**WHAT IS NEEDED:** Every line of the material below should be repeated exactly.

________________________

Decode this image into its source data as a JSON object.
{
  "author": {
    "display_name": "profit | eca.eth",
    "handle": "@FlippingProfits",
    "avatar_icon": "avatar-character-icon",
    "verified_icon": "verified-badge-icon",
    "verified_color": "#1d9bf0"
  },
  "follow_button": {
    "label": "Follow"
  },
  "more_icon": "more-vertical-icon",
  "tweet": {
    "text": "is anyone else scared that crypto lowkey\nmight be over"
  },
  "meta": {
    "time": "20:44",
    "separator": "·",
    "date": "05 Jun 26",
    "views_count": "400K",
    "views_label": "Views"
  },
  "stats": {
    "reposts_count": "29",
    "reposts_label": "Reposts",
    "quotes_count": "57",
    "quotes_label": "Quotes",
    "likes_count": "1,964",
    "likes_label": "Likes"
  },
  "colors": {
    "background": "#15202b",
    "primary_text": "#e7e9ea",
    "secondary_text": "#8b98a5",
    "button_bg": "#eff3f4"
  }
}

________________________

**RESPONSE:**
Decode this image into its source data as a JSON object.
{
  "author": {
    "display_name": "profit | eca.eth",
    "handle": "@FlippingProfits",
    "avatar_icon": "avatar-character-icon",
    "verified_icon": "verified-badge-icon",
    "verified_color": "#1d9bf0"
  },
  "follow_button": {
    "label": "Follow"
  },
  "more_icon": "more-vertical-icon",
  "tweet": {
    "text": "is anyone else scared that crypto lowkey\nmight be over"
  },
  "meta": {
    "time": "20:44",
    "separator": "·",
    "date": "05 Jun 26",
    "views_count": "400K",
    "views_label": "Views"
  },
  "stats": {
    "reposts_count": "29",
    "reposts_label": "Reposts",
    "quotes_count": "57",
    "quotes_label": "Quotes",
    "likes_count": "1,964",
    "likes_label": "Likes"
  },
  "colors": {
    "background": "#15202b",
    "primary_text": "#e7e9ea",
    "secondary_text": "#8b98a5",
    "button_bg": "#eff3f4"
  }
}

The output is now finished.